*WHAT YOU NEED TO DO*:
Identify all lines in the data containing the string "runner". Copy them out.

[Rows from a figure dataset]

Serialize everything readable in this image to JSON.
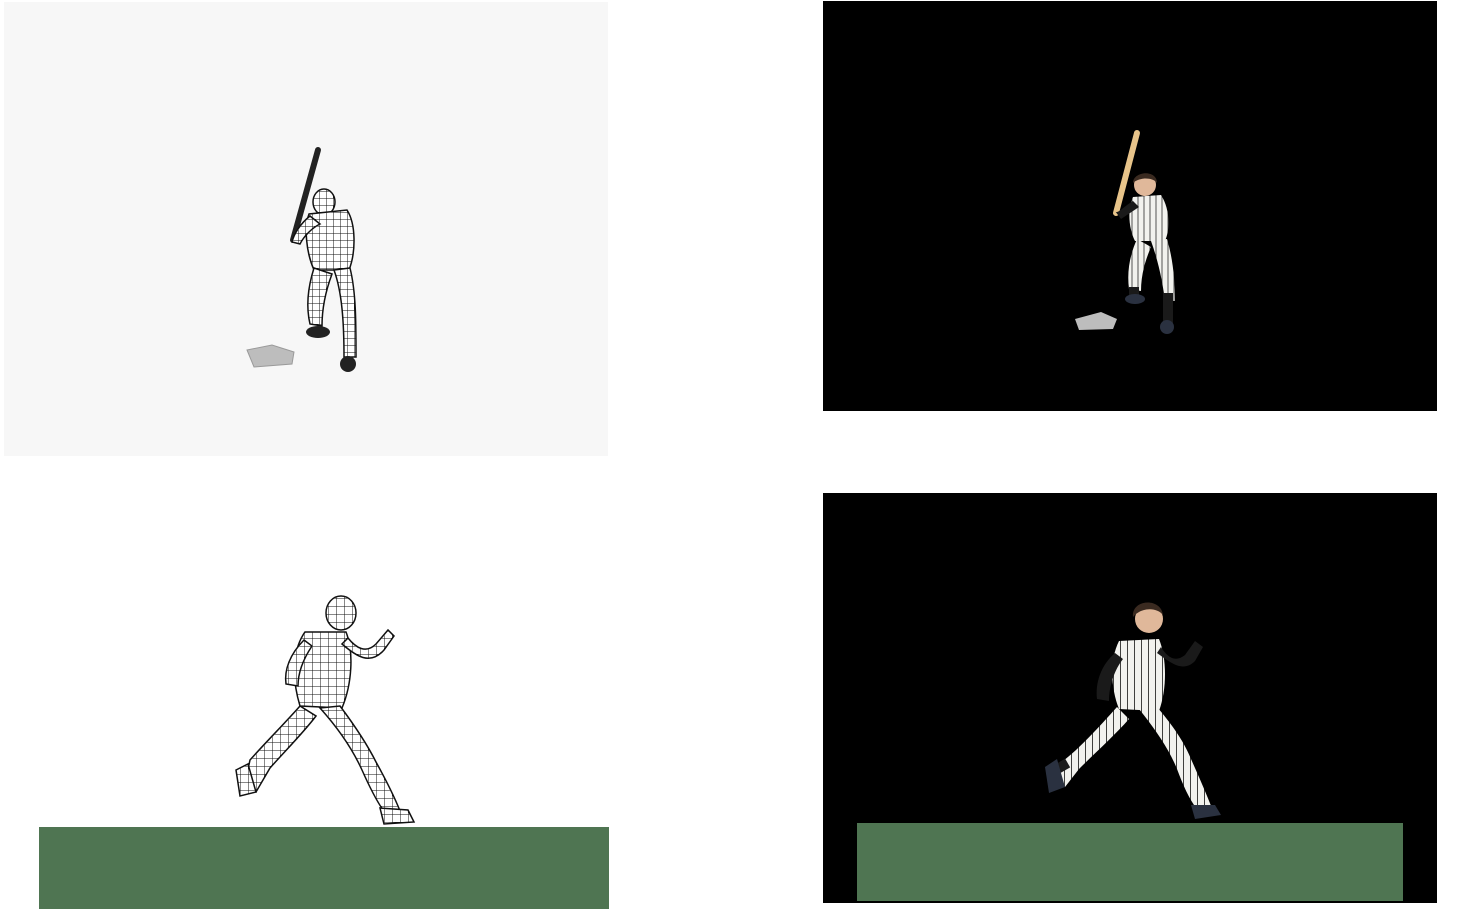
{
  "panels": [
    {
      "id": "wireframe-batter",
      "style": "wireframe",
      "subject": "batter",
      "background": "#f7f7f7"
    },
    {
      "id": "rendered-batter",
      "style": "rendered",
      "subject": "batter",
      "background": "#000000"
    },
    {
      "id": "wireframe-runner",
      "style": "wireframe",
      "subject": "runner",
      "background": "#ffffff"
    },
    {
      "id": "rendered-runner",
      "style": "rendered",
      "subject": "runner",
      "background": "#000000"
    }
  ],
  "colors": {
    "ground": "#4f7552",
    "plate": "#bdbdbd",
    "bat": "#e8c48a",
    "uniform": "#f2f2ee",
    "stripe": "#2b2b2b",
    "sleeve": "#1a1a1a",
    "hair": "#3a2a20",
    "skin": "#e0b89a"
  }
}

*SOLUTION TO THIS TASK*:
      "id": "wireframe-runner",
      "subject": "runner",
      "id": "rendered-runner",
      "subject": "runner",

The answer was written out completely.